What the task asks:
Render the data lines starting at the one containing "- marker: [451, 132, 458, 140]" and ending at the one containing "- x-tick-label: 1200: [650, 496, 669, 506]" as a numbered list, leaving out any blank lines.

Box coordinate listings:
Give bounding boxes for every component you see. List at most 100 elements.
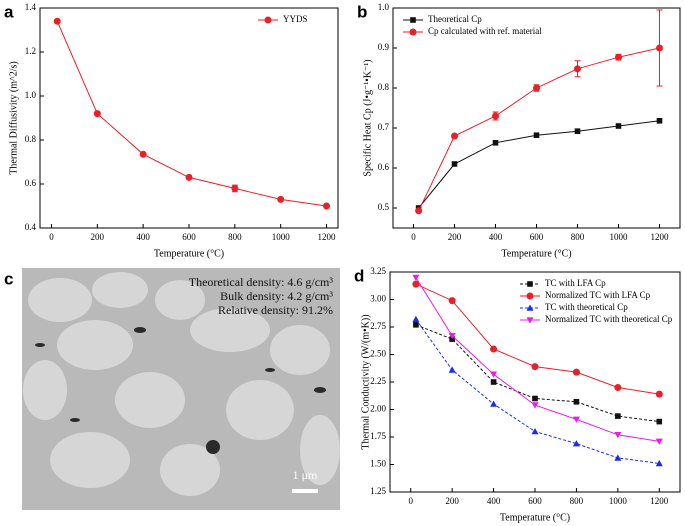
- marker: [451, 132, 458, 140]
- series-line: [418, 47, 660, 212]
- marker: [615, 413, 621, 419]
- marker: [412, 274, 420, 281]
- y-tick-label: 0.5: [378, 202, 390, 212]
- y-tick-label: 0.4: [25, 222, 37, 232]
- pores: [35, 327, 326, 454]
- marker: [572, 416, 580, 423]
- marker: [531, 428, 539, 435]
- marker: [415, 207, 423, 215]
- marker: [490, 400, 498, 407]
- x-axis-label: Temperature (°C): [154, 248, 224, 259]
- sem-image: 1 μm Theoretical density: 4.6 g/cm³ Bulk…: [4, 268, 340, 510]
- marker: [531, 402, 539, 409]
- legend-marker: [526, 304, 534, 311]
- y-tick-label: 1.50: [370, 459, 386, 469]
- marker: [492, 112, 499, 120]
- x-tick-label: 1200: [650, 496, 669, 506]
- x-tick-label: 1000: [272, 232, 291, 242]
- marker: [574, 65, 581, 73]
- marker: [614, 432, 622, 439]
- x-tick-label: 1000: [610, 232, 629, 242]
- marker: [533, 84, 540, 92]
- panel: 1.25 1.50 1.75 2.00 2.25 2.50 2.75 3.00 3.25 0 200…: [354, 266, 681, 523]
- panel-label: b: [357, 2, 367, 21]
- x-tick-label: 1000: [609, 496, 628, 506]
- x-tick-label: 0: [49, 232, 54, 242]
- x-tick-label: 200: [91, 232, 105, 242]
- marker: [532, 395, 538, 402]
- marker: [655, 438, 663, 445]
- panel: 0.5 0.6 0.7 0.8 0.9 1.0 0 200 400 600 800 1000 1200 T…: [357, 2, 681, 259]
- plot-frame: [392, 7, 681, 229]
- legend-label: Cp calculated with ref. material: [428, 26, 542, 36]
- x-tick-label: 400: [136, 232, 150, 242]
- y-tick-label: 3.25: [370, 266, 386, 276]
- marker: [412, 280, 420, 288]
- y-axis-label: Thermal Conductivity (W/(m•K)): [360, 314, 371, 449]
- legend-marker: [526, 292, 534, 300]
- y-tick-label: 0.6: [25, 178, 37, 188]
- y-axis-label: Thermal Diffusivity (m^2/s): [8, 61, 19, 174]
- y-tick-label: 1.4: [25, 2, 37, 12]
- legend-label: Normalized TC with LFA Cp: [545, 290, 651, 300]
- panel: 0.4 0.6 0.8 1.0 1.2 1.4 0 200 400 600 800 1000 1200 T…: [4, 2, 339, 259]
- y-tick-label: 0.7: [378, 122, 390, 132]
- y-tick-label: 2.00: [370, 404, 386, 414]
- x-tick-label: 0: [408, 496, 413, 506]
- legend-marker: [264, 16, 272, 24]
- density-text: Bulk density: 4.2 g/cm³: [220, 289, 333, 303]
- marker: [451, 161, 458, 167]
- x-tick-label: 200: [448, 232, 462, 242]
- y-tick-label: 3.00: [370, 294, 386, 304]
- y-tick-label: 2.25: [370, 376, 386, 386]
- marker: [533, 132, 540, 138]
- legend-marker: [527, 281, 533, 287]
- y-tick-label: 1.75: [370, 431, 386, 441]
- marker: [574, 128, 581, 134]
- x-tick-label: 200: [445, 496, 459, 506]
- y-tick-label: 1.25: [370, 486, 386, 496]
- x-tick-label: 400: [487, 496, 501, 506]
- x-tick-label: 800: [228, 232, 242, 242]
- legend-marker: [526, 317, 534, 324]
- marker: [572, 440, 580, 447]
- marker: [656, 118, 663, 124]
- x-tick-label: 800: [570, 496, 584, 506]
- x-tick-label: 0: [411, 232, 416, 242]
- marker: [655, 390, 663, 398]
- marker: [572, 368, 580, 376]
- y-tick-label: 2.50: [370, 349, 386, 359]
- marker: [656, 418, 663, 425]
- density-text: Relative density: 91.2%: [218, 303, 333, 317]
- y-axis-label: Specific Heat Cp (J•g⁻¹•K⁻¹): [362, 59, 373, 176]
- legend-marker: [409, 28, 417, 36]
- x-tick-label: 600: [182, 232, 196, 242]
- marker: [448, 366, 456, 373]
- marker: [490, 379, 497, 385]
- marker: [412, 315, 420, 323]
- x-axis-label: Temperature (°C): [501, 248, 571, 259]
- marker: [614, 454, 622, 461]
- legend-label: Normalized TC with theoretical Cp: [545, 314, 673, 324]
- marker: [490, 371, 498, 378]
- panel-label: d: [354, 266, 364, 285]
- x-tick-label: 1200: [651, 232, 670, 242]
- marker: [139, 150, 147, 158]
- marker: [53, 17, 61, 25]
- y-tick-label: 0.9: [378, 42, 390, 52]
- marker: [615, 53, 622, 61]
- marker: [93, 110, 101, 118]
- density-text: Theoretical density: 4.6 g/cm³: [189, 275, 334, 289]
- marker: [573, 399, 580, 405]
- x-tick-label: 800: [571, 232, 585, 242]
- marker: [614, 384, 622, 391]
- marker: [490, 345, 498, 353]
- y-tick-label: 1.0: [378, 2, 390, 12]
- grains: [23, 272, 340, 496]
- marker: [413, 322, 419, 328]
- marker: [656, 44, 663, 52]
- marker: [231, 184, 239, 192]
- plot-frame: [39, 7, 339, 229]
- marker: [185, 173, 193, 181]
- legend-label: Theoretical Cp: [428, 14, 482, 24]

Task result:
1. - marker: [451, 132, 458, 140]
2. - series-line: [418, 47, 660, 212]
3. - marker: [615, 413, 621, 419]
4. - marker: [412, 274, 420, 281]
5. - y-tick-label: 0.5: [378, 202, 390, 212]
6. - y-tick-label: 0.4: [25, 222, 37, 232]
7. - pores: [35, 327, 326, 454]
8. - marker: [572, 416, 580, 423]
9. - marker: [531, 428, 539, 435]
10. - marker: [415, 207, 423, 215]
11. - marker: [490, 400, 498, 407]
12. - x-axis-label: Temperature (°C): [154, 248, 224, 259]
13. - sem-image: 1 μm Theoretical density: 4.6 g/cm³ Bulk…: [4, 268, 340, 510]
14. - marker: [531, 402, 539, 409]
15. - legend-marker: [526, 304, 534, 311]
16. - y-tick-label: 1.50: [370, 459, 386, 469]
17. - marker: [492, 112, 499, 120]
18. - x-tick-label: 1200: [650, 496, 669, 506]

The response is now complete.